**Set exercise**: In the data that follows, count every line holding the string "badge" and give the count alone.

[BEGIN Records for the task]

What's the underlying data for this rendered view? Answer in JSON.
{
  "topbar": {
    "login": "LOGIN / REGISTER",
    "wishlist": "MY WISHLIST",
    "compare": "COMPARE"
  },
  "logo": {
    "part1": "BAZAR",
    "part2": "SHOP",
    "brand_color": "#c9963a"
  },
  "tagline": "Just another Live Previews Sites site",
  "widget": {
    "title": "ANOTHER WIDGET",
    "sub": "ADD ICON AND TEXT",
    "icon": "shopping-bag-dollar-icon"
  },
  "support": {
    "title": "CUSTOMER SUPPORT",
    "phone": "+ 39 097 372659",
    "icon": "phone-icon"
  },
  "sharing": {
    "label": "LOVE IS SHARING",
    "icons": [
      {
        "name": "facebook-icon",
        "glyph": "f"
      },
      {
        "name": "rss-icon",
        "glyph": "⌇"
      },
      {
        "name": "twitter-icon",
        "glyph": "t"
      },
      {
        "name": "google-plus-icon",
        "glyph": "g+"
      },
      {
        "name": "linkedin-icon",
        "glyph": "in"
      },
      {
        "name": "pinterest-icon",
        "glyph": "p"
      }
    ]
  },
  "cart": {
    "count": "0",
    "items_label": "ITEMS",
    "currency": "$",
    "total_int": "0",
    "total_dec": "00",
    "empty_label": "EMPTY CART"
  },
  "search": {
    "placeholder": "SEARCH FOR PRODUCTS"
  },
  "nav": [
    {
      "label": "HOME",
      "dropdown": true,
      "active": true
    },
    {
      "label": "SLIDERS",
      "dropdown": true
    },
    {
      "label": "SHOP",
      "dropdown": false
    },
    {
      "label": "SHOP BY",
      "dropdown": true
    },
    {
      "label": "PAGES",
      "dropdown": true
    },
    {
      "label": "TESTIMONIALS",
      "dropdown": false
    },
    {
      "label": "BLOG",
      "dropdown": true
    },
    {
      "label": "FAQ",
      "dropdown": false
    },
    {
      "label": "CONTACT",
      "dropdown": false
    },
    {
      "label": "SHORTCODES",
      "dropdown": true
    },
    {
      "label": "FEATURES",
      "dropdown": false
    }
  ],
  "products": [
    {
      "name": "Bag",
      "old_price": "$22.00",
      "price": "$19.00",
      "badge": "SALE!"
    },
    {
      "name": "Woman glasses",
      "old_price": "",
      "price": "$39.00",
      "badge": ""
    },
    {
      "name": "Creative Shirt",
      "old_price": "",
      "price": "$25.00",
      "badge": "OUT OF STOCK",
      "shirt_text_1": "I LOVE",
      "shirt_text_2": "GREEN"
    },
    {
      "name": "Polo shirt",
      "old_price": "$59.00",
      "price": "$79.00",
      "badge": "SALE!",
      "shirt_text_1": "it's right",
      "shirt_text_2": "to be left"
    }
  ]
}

[END Records for the task]

**Exercise response**: 4